Embodiments of the present disclosure are applicable to various security monitoring scenarios. For different security monitoring scenarios, it is only needed to set up corresponding abnormal behavior action libraries. For example, the embodiments of the present disclosure may be applied to a workplace such as a factory or an office building, or to a home scenario.
In an exemplary embodiment, taking balcony abnormal behavior monitoring as an example, to determine whether an action is secure, an insecure action(s) needs to be defined first.
Here, in this embodiment, four types of actions are defined as insecure actions, namely climbing (FIG. 7a ), climbing up (FIG. 7b ), breaking in (FIG. 7c ) and falling (FIG. 7d ).
A climbing behavior and a climbing up behavior are the same type of climbing action, and determined from two perspectives. For example, when a person's foot exceeds a certain height (e.g. 0.3 meters), it is considered that the climbing behavior occurs and then an alarm is triggered. The climbing up behavior may refer to that when a person's head appears at a place higher than a normal height of a common person, such as 2 meters, it is considered that the climbing up behavior occurs and an alarm is triggered. In a sense, the two behaviors may coincide, or may not coincide. For example, when a child climbs to a certain height above 0.3 meters and below 2 meters, the climbing behavior will be triggered, but the climbing up behavior will not be triggered. If an adult climbs to a certain height, but a camera does not detect this person's foot due to obstruction of clothing or other things, but detects a head in a region above 2 meters, a climbing up event will be triggered instead of a climbing event. If the foot is above 0.3 meters and the head is in a space above 2 meters when climbing, both the climbing event and the climbing up event will be triggered, causing an alarm.
(a) Climbing Behavior
In a balcony monitoring picture, if someone climbs a railing, window, etc., an early warning of the climbing event may be popped up on a mobile phone. A schematic diagram of climbing is shown in FIG. 7 a.
In an example, an action of both feet being off the ground and the body pose being climbing up may be defined as the climbing action. A rule set for this action may be that a region, at a direction near outdoor of the balcony, from at a certain height (e.g., 0.3 meters, which may be set by the user) from the ground to a ceiling is set as a warning region, and if it is determined that a leg appears in this region, the action is determined as a climbing action. This type of alarm usually does not have misjudgment.
(b) Climbing Up Behavior
In the balcony monitoring picture, if someone appears in a height range higher than that of a common person, an early warning of climbing up may be popped up on a mobile phone. A schematic diagram of climbing up is shown in FIG. 7 b.

Supplied information:
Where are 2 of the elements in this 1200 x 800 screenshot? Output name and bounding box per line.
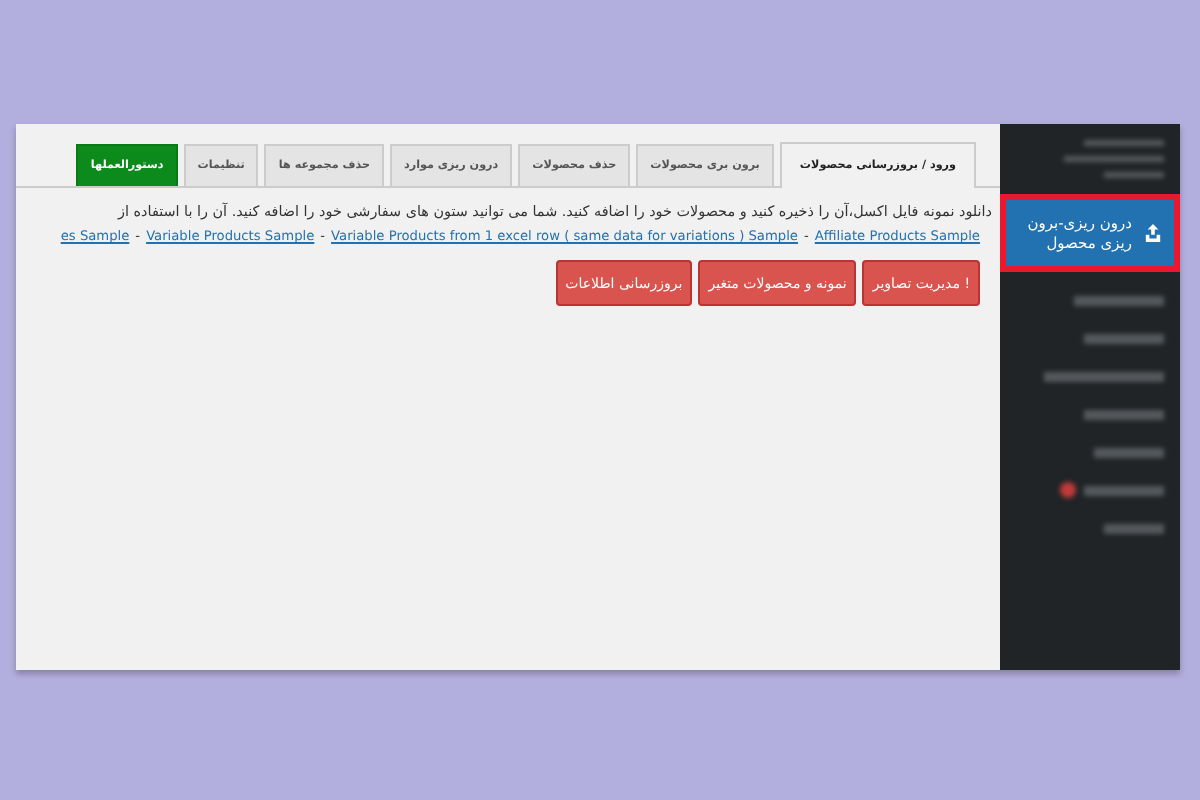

Requirements:
1. List the four actions that the balcony monitoring text defines as insecure.
2. Continue the balcony monitoring text from its last sentence.

Task-by-task outputs:
1. Climbing, climbing up, breaking in, and falling.

2.
Within a height range set by a system, if a human head appears, it is defined as climbing up. The setting of this action may be, for example, a region on the balcony from a height beyond that of a normal person (for example, 2 meters, which may be set by the user) to a roof is set as a warning region, and if key points of a head of a person or a skeleton map of a face is detected within the warning region, an early warning is triggered. The climbing up event is a comprehensive identification of a skeleton feature and a pose of a human body, and there is usually no misjudgment in this type of action alarm.
(c) Breaking in Behavior
If someone is detected to break into the monitoring picture, an early warning of the breaking in behavior may be popped up on a mobile phone. A monitoring time period (or a protection time period) may be set as required. For example, when someone breaks in the balcony during sleeping time at night, then an alarm may be triggered (see FIG. 7c ).
An event that someone is detected in the monitoring picture may be defined as a breaking in event. When a rule is set, an effective monitoring region (for example, the whole balcony region may be set as a monitoring region by default) and a protection time period may be set, and an alarm is triggered when someone breaks in within the time period. This type of alarm belongs to a type of skeleton identification, and them is usually no misjudgment.
(d) Falling Behavior
After a server starts an identification of a falling behavior of the camera, if someone is detected to suddenly faint or fall, etc., in the monitoring picture, an early warning picture of falling down may be popped up on a mobile phone screen.
From the perspective of a skeleton map, when a person's head, buttocks and feet are all in a same plane parallel to the ground, it is defined as a falling. When a rule is set for this action, it is not necessary to set the warning region or the protection time period, but the monitoring may be implemented in the whole region and in the whole time range. The user may adjust a sensitivity. The lower the sensitivity is, the higher the requirement of an identification rule is, and a misalarm may reduce. The higher the sensitivity is, the lower the requirement of an identification rule is, and the misalarm may increase. In addition, a threshold of falling time may be set, for example, when a person falls onto the ground, if he immediately gets up, no alarm will be given; if the person does not get up when the threshold of the falling time (for example, 2 minutes, which may be set by the user) is exceeded, an alarm will be given.
When the CNN network obtained by the training method of Embodiment one is applied to an abnormal behavior identification, especially to the identification of an abnormal behavior that has an impact on life security, a difference in a few seconds may cause different results. By using the CNN network, a result may be obtained quickly and time may be saved to the most extent.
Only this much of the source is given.